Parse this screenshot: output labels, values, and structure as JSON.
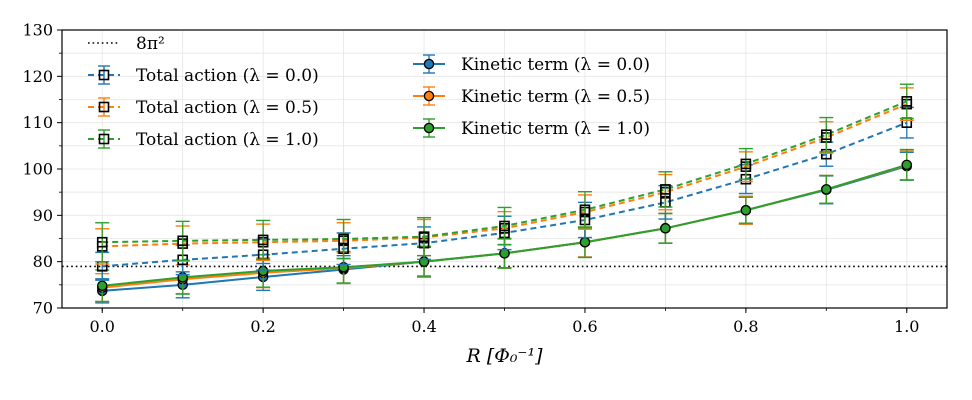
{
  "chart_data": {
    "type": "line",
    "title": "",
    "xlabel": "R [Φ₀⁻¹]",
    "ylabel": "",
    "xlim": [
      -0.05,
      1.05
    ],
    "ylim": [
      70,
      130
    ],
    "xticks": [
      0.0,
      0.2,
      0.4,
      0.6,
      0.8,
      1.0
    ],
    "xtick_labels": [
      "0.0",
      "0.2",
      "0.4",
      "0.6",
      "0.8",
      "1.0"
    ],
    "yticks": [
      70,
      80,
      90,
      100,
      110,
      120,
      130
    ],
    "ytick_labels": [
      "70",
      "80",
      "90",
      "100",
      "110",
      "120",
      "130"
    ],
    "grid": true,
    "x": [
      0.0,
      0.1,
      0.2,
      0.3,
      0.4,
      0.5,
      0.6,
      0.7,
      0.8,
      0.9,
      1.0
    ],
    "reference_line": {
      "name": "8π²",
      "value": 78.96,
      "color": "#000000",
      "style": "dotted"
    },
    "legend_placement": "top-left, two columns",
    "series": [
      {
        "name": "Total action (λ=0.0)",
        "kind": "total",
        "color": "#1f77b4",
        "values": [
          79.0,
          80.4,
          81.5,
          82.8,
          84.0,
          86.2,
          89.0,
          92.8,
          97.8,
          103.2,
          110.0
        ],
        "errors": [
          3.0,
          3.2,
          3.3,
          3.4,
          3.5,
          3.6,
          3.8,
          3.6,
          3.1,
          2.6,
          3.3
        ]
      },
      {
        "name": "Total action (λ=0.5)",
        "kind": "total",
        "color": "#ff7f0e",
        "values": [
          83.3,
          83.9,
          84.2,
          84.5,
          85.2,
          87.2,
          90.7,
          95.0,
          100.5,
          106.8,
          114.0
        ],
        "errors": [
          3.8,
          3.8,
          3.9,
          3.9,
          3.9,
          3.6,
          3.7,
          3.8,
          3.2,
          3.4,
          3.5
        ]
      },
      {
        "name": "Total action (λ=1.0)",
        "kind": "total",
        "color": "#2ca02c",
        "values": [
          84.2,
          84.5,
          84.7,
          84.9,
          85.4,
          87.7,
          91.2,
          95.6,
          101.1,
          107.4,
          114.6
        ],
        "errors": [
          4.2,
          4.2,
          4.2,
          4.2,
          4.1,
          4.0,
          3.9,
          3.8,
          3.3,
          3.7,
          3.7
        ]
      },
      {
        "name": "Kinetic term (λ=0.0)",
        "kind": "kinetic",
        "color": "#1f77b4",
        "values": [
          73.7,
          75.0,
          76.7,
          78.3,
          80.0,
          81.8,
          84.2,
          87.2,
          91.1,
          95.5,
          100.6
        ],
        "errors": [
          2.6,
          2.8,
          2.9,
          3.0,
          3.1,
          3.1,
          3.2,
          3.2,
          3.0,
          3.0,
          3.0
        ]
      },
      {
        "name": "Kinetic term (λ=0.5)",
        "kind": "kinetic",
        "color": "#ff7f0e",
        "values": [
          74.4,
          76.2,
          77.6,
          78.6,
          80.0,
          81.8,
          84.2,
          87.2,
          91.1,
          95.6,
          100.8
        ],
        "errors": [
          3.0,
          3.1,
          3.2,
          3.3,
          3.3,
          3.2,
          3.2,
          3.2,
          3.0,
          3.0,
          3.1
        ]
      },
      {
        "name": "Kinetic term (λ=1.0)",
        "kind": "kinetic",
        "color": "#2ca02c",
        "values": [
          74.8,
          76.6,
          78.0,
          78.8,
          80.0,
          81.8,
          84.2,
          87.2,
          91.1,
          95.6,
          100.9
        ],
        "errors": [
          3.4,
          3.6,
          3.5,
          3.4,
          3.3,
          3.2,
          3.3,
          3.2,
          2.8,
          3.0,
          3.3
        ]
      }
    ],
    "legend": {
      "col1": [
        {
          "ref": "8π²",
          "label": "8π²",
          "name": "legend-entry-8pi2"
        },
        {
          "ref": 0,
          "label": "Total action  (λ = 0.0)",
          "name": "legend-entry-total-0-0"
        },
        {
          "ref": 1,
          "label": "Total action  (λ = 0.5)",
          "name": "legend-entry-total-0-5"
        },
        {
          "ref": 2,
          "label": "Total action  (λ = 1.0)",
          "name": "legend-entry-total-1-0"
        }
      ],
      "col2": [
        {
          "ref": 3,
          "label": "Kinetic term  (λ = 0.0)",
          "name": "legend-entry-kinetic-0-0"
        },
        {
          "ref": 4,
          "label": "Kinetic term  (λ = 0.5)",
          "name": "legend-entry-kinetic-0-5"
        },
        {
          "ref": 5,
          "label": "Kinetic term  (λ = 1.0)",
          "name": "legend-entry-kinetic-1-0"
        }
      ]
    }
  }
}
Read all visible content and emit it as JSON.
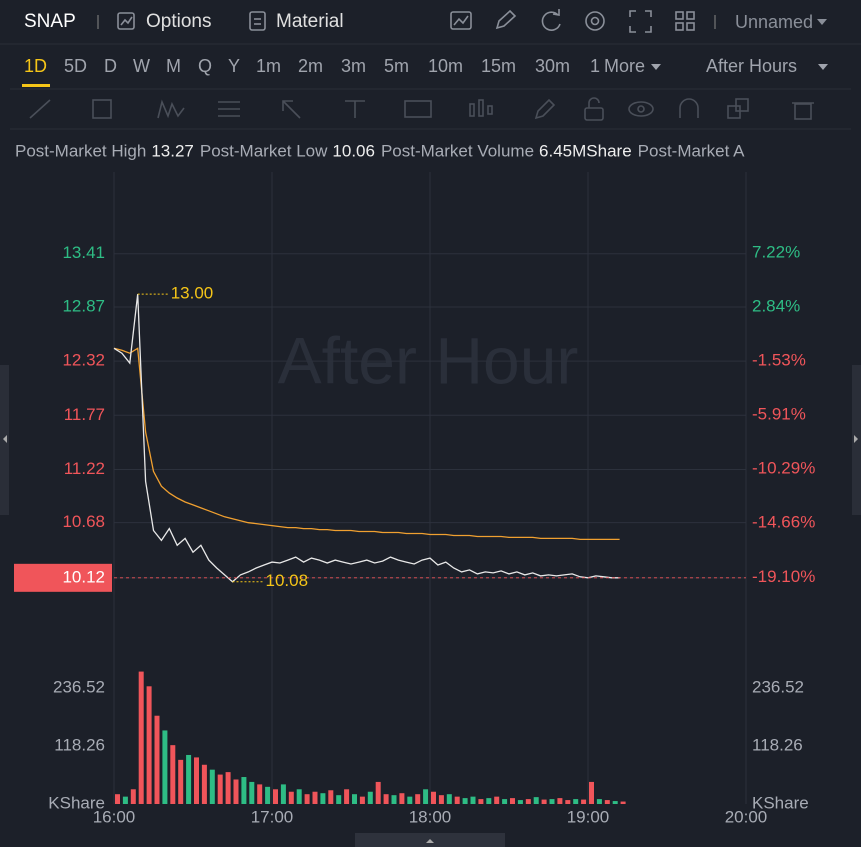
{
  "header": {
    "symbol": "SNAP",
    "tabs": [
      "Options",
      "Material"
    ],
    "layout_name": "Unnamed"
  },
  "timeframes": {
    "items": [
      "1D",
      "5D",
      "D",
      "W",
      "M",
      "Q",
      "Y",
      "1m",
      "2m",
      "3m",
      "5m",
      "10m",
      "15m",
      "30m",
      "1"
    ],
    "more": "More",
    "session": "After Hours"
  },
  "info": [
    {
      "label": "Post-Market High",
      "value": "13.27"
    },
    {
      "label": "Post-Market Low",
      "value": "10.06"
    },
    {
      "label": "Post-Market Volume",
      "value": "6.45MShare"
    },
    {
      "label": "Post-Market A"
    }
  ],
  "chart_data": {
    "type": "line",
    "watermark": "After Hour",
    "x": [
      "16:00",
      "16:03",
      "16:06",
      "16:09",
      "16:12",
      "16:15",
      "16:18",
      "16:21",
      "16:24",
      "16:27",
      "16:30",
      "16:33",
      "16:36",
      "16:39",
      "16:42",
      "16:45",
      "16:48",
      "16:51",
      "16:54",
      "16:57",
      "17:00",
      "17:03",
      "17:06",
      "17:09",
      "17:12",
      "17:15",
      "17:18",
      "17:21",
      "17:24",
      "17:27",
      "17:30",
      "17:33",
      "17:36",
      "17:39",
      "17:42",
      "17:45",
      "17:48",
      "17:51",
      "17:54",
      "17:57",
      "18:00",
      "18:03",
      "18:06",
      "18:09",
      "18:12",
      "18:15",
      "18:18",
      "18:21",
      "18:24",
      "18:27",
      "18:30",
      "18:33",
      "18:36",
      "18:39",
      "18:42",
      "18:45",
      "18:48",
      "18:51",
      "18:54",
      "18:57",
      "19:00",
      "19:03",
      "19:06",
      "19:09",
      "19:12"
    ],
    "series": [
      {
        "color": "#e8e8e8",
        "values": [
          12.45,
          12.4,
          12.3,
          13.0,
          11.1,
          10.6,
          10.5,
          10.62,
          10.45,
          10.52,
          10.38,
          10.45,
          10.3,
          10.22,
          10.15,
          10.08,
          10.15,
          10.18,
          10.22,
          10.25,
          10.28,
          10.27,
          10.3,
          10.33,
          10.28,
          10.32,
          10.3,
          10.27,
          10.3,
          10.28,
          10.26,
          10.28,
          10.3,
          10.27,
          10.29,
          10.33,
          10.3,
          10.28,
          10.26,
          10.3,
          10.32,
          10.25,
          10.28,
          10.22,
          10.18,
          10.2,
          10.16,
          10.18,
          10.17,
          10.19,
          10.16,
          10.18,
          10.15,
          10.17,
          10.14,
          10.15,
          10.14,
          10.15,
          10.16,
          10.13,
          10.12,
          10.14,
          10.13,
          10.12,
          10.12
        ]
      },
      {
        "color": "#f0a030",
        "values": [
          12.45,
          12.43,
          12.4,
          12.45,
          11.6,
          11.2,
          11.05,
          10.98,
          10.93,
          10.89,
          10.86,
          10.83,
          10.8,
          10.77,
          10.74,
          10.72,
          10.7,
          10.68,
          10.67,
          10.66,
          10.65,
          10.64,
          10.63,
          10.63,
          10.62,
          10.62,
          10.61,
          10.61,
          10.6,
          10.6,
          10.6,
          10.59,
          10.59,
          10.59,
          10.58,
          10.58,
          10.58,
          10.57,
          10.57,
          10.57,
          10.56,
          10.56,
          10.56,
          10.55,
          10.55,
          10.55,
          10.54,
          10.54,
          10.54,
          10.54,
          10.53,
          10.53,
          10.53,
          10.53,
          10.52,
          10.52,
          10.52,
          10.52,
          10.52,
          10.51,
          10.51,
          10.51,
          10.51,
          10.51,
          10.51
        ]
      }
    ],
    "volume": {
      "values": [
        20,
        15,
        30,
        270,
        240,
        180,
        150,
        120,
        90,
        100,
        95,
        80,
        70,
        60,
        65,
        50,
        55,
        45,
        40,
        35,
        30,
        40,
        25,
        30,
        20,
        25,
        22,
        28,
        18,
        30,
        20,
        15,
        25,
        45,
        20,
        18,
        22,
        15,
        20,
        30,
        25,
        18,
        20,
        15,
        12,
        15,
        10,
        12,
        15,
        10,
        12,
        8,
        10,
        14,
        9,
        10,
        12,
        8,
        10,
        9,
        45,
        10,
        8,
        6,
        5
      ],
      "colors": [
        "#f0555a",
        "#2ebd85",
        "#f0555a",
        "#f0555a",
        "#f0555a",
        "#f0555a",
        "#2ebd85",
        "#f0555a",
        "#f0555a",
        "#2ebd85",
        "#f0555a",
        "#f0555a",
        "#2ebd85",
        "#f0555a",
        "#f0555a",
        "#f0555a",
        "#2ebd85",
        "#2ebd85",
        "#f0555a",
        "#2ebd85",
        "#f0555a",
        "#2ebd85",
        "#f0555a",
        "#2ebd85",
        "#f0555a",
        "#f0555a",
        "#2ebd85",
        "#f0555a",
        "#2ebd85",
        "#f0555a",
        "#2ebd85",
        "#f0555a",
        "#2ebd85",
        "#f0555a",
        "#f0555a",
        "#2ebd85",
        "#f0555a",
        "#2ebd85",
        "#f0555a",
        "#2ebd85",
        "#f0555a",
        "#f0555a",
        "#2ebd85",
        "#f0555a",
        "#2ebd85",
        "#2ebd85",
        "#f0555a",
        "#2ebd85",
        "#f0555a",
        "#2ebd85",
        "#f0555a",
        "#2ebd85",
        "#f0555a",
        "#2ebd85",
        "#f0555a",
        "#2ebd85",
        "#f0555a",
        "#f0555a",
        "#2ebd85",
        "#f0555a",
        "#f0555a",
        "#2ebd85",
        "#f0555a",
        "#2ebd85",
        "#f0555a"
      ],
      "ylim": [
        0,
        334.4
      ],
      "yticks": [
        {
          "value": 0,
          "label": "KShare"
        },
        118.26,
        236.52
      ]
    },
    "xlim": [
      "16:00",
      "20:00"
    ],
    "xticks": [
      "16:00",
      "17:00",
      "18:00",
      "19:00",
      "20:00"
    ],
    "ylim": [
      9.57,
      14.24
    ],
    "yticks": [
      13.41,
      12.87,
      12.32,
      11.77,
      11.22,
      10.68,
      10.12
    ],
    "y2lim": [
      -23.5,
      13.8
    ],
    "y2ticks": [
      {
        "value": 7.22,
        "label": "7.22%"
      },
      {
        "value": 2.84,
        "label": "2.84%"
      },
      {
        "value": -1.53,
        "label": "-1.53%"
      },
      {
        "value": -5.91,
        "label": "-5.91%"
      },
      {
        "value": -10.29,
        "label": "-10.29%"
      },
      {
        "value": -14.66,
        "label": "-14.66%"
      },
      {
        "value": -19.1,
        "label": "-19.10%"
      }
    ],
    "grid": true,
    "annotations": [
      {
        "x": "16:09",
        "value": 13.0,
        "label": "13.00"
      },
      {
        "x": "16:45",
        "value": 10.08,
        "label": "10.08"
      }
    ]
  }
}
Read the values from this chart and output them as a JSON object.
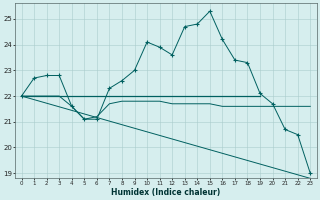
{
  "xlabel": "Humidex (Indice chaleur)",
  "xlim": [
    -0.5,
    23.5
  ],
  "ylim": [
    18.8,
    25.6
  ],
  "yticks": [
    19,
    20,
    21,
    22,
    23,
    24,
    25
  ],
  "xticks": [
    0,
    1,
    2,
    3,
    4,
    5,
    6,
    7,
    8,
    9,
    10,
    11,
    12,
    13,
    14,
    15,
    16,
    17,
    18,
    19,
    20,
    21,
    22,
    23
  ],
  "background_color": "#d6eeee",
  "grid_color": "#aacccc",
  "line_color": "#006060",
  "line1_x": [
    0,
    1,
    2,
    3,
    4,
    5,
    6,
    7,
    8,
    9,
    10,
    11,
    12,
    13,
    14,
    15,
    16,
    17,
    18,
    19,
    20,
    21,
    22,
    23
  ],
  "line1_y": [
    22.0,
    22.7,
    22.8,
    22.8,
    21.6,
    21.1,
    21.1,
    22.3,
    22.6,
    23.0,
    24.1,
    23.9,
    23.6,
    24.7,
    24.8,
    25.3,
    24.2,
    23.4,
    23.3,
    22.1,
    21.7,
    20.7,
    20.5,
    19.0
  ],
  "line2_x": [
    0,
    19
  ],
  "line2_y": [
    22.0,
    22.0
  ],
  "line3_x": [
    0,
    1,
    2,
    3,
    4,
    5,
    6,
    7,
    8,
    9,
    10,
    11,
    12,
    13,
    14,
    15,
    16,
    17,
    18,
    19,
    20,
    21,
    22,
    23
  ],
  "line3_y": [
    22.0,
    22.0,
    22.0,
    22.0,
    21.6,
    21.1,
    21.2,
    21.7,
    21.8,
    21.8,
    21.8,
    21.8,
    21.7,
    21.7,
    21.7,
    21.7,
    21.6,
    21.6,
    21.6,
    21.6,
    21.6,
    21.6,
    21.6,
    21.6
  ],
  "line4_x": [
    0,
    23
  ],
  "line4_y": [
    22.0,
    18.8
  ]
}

· · ·

Give the number of lines in the records that contain the string "JSON", with no other output.

3